Start DATA RECORDS

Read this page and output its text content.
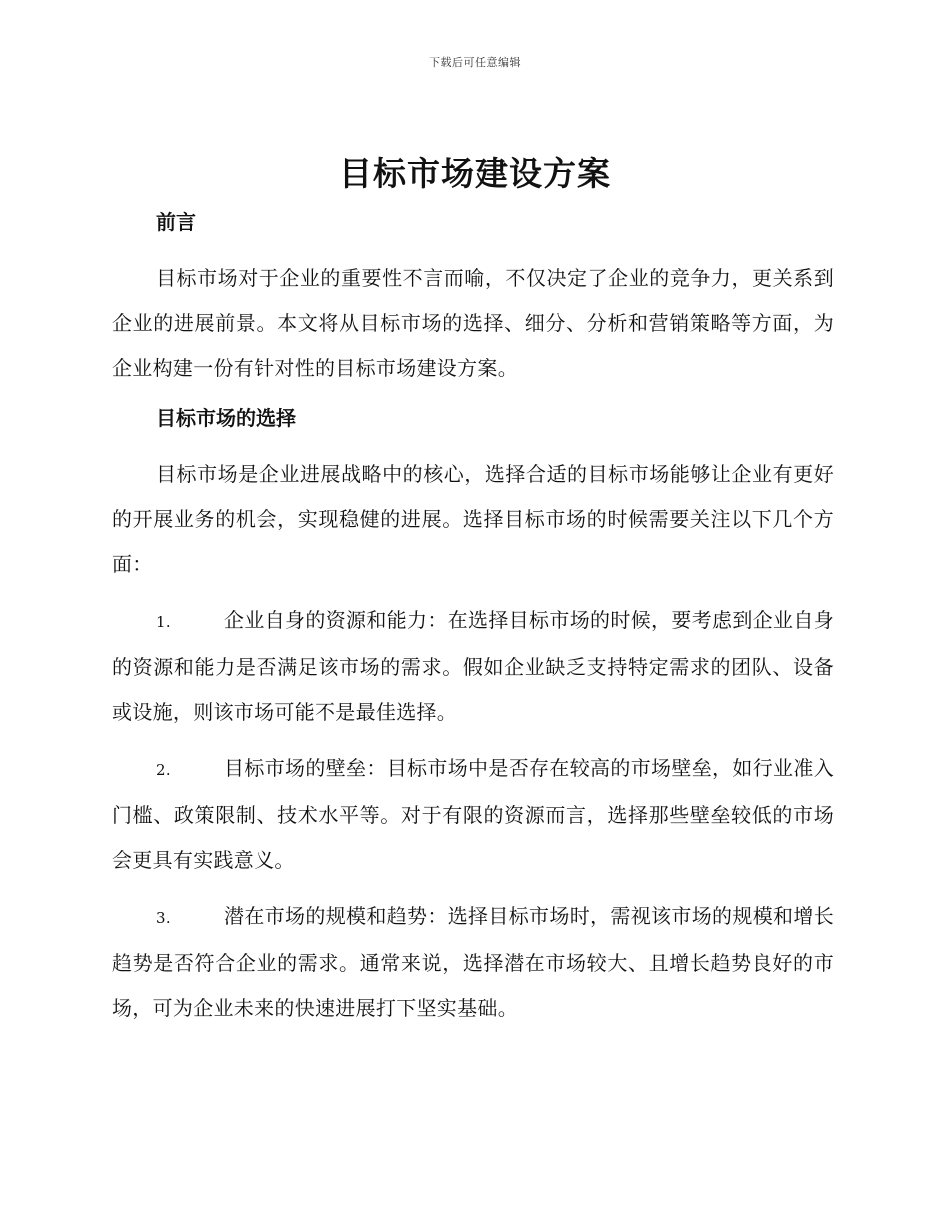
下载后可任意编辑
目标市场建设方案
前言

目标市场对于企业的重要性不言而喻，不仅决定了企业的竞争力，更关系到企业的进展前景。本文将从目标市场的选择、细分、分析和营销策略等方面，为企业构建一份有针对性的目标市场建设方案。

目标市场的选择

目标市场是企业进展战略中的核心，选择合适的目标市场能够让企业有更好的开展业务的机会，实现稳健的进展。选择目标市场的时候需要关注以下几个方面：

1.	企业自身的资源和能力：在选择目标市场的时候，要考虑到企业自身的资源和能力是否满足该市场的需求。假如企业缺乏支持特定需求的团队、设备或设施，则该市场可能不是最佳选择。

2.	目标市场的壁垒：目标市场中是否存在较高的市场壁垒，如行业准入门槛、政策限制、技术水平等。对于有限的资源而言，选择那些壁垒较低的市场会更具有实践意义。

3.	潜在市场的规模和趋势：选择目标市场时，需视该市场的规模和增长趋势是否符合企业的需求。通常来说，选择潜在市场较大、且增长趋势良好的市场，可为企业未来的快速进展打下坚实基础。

End DATA RECORDS
Start DATA RECORDS

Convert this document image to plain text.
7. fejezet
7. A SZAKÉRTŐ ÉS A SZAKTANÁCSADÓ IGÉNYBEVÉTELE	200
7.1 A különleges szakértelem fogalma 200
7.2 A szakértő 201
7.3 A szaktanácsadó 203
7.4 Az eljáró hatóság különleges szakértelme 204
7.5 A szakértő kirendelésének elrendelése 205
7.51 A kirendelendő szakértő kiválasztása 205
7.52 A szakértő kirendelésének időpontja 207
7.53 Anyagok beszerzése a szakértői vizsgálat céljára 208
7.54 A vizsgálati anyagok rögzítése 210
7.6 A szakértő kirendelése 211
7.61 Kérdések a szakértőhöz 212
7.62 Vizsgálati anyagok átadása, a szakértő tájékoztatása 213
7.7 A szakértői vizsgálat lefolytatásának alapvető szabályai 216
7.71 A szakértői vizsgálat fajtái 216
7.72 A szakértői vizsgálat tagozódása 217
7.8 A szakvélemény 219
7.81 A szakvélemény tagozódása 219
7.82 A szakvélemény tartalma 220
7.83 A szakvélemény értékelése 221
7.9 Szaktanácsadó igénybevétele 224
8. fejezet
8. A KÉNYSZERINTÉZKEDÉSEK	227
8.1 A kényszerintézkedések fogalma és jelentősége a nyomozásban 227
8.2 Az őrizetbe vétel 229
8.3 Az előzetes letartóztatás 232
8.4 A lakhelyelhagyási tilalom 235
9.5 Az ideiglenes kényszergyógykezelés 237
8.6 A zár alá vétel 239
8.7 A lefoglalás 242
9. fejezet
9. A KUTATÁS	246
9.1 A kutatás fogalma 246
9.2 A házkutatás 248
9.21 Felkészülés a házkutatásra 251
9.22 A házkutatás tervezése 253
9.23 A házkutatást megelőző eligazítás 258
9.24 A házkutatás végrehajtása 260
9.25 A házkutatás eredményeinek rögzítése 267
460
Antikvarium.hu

End DATA RECORDS
Start DATA RECORDS

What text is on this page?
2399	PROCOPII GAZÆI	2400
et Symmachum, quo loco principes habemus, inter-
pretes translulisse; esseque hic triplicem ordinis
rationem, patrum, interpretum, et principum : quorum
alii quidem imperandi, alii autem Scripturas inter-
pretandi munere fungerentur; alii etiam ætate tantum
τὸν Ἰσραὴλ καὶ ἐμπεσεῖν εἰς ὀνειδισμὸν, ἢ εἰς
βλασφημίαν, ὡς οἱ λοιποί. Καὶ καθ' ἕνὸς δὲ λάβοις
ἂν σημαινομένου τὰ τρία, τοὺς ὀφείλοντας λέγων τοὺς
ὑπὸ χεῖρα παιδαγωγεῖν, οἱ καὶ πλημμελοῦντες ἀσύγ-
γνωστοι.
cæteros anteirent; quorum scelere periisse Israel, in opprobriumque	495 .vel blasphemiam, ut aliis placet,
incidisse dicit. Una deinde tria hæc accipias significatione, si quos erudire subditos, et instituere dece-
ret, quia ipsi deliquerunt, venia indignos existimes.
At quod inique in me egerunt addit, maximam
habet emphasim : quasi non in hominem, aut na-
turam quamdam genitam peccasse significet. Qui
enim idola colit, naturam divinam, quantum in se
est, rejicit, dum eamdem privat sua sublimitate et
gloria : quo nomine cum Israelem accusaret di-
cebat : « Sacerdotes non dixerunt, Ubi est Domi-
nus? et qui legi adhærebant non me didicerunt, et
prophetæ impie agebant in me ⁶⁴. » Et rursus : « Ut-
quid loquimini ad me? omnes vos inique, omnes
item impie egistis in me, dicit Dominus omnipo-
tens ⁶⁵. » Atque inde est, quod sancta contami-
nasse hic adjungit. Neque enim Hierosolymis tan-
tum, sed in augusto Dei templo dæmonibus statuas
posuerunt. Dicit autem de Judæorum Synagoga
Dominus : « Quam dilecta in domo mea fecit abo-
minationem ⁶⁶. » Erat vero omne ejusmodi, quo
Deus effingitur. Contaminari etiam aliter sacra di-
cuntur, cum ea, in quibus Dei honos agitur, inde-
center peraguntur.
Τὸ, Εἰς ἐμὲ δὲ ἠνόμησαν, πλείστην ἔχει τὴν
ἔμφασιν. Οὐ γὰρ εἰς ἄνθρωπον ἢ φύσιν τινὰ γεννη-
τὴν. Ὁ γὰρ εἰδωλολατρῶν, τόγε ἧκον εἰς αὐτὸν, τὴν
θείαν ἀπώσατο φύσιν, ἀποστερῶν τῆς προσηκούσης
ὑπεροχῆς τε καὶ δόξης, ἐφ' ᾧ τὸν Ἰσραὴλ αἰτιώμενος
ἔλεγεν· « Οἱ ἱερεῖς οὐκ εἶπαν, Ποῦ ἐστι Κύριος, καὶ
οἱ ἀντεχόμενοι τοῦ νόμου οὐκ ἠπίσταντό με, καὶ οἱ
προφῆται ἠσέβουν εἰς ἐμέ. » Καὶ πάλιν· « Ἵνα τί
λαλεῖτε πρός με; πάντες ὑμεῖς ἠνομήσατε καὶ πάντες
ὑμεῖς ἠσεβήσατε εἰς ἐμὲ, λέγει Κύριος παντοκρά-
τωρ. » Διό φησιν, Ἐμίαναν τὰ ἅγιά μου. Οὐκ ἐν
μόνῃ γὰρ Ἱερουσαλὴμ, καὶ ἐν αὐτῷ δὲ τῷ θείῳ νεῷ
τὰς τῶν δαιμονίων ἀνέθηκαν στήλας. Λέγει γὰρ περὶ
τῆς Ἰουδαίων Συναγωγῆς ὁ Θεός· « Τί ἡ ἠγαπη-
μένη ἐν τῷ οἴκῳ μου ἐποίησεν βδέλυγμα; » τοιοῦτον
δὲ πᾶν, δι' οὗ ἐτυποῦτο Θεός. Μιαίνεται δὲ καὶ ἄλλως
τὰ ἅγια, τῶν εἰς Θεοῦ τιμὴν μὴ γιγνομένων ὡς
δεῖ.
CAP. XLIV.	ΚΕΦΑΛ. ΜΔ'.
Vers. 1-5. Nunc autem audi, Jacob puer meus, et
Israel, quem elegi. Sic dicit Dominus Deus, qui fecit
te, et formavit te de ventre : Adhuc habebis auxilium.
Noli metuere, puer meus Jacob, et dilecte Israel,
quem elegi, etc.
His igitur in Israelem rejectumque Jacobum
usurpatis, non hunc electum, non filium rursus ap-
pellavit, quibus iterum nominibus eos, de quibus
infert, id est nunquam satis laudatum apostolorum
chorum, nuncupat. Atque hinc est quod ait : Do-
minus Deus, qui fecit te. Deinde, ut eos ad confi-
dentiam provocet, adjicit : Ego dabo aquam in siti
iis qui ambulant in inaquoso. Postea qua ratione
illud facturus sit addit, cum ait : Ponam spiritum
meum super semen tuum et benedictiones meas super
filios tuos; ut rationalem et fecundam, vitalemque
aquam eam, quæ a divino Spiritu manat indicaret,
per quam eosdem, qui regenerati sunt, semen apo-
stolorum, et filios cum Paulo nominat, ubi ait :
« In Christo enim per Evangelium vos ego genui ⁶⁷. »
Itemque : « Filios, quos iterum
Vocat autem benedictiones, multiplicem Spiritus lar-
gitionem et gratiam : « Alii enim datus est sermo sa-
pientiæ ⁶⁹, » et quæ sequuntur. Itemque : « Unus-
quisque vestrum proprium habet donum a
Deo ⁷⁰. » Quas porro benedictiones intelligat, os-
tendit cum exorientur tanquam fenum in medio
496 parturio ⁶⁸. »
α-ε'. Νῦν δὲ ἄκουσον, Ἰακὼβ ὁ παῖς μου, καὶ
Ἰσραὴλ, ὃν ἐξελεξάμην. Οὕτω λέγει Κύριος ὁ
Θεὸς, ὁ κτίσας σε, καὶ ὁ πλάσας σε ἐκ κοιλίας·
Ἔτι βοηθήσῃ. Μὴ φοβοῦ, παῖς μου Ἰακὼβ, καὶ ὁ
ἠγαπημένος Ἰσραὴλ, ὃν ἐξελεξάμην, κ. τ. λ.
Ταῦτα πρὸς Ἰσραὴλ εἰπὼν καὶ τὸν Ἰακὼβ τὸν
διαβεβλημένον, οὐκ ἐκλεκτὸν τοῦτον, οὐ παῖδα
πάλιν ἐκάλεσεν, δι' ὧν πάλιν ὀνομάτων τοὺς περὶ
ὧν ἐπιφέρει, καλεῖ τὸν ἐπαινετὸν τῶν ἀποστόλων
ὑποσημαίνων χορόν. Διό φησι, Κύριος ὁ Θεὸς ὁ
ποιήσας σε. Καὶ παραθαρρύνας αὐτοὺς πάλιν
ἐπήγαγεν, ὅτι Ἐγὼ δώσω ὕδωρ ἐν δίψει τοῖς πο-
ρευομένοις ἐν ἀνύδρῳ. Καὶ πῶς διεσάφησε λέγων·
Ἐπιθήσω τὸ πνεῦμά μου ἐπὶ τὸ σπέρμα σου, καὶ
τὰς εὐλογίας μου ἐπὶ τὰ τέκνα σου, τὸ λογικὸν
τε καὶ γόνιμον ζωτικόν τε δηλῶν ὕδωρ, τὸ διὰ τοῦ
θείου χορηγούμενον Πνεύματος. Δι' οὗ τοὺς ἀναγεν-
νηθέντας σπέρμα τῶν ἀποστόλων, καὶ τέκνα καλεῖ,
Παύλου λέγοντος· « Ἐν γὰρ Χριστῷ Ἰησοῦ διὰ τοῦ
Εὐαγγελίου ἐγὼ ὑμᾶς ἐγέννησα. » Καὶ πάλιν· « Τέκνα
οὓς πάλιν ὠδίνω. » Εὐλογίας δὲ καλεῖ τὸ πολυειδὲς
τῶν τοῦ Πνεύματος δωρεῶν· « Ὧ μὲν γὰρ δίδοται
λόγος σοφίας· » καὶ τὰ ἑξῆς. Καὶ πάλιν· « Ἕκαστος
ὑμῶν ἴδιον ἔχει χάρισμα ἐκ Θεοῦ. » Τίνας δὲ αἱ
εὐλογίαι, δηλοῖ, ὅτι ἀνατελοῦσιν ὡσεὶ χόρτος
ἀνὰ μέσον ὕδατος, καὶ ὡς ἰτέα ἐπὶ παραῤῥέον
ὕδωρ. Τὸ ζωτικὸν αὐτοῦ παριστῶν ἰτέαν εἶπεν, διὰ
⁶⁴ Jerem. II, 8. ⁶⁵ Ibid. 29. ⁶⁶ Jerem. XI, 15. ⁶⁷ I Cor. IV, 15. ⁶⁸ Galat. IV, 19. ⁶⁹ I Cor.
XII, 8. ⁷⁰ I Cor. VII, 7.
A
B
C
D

End DATA RECORDS

• [EXERCISE INSTRUCTIONS]
In the records above, find the lines containing "szakvélemény" and copy them.

• [SOLUTION TO THE EXERCISE]
7.8 A szakvélemény 219
7.81 A szakvélemény tagozódása 219
7.82 A szakvélemény tartalma 220
7.83 A szakvélemény értékelése 221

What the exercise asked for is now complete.